__What needs to be done__. Find every line in the records below that contains the string "text", matching case, and copy each of those lines in full.

[Layout coordinate data]
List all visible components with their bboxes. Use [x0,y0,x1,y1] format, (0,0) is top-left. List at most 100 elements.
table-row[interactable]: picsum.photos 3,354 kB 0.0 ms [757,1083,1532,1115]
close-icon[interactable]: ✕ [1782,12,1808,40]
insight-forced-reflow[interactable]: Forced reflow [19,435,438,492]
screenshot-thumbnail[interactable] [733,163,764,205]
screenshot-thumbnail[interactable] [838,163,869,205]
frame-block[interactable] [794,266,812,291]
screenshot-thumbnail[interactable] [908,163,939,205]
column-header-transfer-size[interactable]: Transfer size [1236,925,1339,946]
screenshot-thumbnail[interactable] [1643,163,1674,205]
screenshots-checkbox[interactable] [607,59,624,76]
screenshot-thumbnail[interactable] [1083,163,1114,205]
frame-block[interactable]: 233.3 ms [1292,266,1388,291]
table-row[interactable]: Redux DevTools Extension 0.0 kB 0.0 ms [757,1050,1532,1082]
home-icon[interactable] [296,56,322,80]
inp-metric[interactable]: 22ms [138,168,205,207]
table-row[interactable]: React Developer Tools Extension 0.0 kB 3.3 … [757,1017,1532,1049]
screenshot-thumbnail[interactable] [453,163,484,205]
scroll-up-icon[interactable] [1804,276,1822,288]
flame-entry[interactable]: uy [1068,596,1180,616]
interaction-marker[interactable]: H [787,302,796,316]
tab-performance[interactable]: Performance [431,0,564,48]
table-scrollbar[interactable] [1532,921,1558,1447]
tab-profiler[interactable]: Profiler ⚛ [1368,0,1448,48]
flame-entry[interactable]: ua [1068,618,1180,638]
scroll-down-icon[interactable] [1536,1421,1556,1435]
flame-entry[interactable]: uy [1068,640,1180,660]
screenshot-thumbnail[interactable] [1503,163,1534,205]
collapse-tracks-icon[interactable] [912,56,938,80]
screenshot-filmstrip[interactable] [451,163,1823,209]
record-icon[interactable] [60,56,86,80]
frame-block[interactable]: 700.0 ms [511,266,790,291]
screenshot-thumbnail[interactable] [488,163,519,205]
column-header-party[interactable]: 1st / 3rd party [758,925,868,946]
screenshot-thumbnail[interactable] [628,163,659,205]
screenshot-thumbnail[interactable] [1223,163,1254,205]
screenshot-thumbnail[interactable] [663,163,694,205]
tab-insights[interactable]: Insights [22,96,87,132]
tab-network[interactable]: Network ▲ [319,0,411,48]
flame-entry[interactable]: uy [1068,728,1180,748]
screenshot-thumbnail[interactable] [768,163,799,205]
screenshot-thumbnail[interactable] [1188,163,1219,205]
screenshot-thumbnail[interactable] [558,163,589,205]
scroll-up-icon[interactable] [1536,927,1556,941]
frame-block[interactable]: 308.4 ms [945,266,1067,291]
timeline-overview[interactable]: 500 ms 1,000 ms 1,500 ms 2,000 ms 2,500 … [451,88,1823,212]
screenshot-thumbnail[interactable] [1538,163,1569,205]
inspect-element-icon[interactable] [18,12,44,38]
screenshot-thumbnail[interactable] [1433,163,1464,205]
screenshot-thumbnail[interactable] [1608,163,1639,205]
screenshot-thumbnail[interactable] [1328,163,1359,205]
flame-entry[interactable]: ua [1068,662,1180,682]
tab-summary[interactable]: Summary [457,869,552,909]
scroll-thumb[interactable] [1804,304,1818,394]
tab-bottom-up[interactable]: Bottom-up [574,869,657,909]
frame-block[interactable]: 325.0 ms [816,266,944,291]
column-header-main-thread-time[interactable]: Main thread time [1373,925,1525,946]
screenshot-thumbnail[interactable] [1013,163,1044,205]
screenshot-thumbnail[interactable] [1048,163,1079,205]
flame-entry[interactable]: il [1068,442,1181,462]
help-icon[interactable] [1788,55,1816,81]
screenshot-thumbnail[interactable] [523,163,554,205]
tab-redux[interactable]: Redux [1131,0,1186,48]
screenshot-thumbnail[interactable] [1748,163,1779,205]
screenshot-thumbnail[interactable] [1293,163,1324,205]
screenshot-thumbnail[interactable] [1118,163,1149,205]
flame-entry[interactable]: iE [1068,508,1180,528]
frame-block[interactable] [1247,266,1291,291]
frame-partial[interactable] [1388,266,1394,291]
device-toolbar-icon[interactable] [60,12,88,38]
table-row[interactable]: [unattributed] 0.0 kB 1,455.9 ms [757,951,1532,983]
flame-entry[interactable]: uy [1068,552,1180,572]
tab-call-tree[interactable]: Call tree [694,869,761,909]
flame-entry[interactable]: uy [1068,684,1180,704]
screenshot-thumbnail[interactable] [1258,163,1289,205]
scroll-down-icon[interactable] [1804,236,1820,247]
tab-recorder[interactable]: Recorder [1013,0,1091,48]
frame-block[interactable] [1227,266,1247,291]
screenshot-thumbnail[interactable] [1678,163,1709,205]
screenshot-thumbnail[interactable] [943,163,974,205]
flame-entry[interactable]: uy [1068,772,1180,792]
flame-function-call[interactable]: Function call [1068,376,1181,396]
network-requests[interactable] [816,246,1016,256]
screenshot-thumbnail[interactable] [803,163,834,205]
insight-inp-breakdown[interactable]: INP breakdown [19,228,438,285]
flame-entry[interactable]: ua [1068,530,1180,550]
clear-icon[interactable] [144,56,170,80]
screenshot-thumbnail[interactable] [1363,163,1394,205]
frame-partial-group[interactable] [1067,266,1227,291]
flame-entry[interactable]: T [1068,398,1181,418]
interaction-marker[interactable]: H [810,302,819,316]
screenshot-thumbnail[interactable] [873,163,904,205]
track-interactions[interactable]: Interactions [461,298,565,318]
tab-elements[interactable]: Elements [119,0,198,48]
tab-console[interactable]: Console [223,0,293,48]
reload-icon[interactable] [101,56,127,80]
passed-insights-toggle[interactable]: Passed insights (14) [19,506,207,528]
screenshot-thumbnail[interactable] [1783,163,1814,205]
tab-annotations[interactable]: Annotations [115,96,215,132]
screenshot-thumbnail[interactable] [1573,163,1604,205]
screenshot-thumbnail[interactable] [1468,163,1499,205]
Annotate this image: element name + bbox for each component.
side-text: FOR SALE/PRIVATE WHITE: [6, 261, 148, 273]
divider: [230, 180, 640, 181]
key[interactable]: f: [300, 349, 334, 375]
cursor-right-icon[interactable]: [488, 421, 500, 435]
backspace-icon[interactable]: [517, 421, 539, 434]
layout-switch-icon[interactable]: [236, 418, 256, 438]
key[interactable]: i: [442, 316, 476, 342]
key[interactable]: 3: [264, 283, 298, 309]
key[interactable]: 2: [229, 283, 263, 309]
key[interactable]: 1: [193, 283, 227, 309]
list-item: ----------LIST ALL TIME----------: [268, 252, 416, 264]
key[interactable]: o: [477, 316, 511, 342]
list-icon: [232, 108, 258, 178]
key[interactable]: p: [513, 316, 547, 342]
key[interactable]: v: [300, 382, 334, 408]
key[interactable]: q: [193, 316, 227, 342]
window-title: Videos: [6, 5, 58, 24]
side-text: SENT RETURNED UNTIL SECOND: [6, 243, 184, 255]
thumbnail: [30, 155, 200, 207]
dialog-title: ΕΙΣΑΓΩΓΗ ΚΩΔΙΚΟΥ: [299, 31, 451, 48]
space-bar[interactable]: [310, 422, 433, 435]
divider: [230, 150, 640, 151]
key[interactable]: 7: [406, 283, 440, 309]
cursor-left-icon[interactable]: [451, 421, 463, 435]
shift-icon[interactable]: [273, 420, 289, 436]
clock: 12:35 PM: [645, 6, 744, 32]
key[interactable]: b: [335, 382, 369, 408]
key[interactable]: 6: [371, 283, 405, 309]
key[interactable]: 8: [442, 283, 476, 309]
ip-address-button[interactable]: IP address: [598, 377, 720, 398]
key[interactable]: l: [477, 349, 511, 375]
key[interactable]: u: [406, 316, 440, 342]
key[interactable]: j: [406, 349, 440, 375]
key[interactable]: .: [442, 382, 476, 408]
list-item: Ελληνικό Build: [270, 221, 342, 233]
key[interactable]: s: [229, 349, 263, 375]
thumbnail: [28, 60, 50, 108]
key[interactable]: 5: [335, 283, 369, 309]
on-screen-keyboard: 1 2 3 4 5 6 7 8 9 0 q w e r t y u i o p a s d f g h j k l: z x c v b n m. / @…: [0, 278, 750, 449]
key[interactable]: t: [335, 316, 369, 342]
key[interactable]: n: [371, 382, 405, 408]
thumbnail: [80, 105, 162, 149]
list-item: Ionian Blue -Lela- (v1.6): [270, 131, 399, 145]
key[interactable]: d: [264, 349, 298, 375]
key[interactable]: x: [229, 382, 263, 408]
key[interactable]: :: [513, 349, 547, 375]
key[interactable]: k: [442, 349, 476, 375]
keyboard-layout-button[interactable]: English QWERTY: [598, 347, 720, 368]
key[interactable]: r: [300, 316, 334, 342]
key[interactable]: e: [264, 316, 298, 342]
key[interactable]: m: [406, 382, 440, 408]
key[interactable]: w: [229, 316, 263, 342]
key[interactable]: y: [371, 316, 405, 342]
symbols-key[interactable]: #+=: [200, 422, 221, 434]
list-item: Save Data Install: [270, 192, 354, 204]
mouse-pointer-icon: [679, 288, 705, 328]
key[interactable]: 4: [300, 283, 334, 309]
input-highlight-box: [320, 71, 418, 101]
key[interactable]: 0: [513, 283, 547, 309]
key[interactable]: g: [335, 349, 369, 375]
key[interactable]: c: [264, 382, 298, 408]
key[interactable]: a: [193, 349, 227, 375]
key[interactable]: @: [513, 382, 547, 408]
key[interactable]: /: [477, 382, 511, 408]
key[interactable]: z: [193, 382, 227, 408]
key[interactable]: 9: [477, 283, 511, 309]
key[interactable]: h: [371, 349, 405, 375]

__Output for this task__.
side-text: FOR SALE/PRIVATE WHITE: [6, 261, 148, 273]
side-text: SENT RETURNED UNTIL SECOND: [6, 243, 184, 255]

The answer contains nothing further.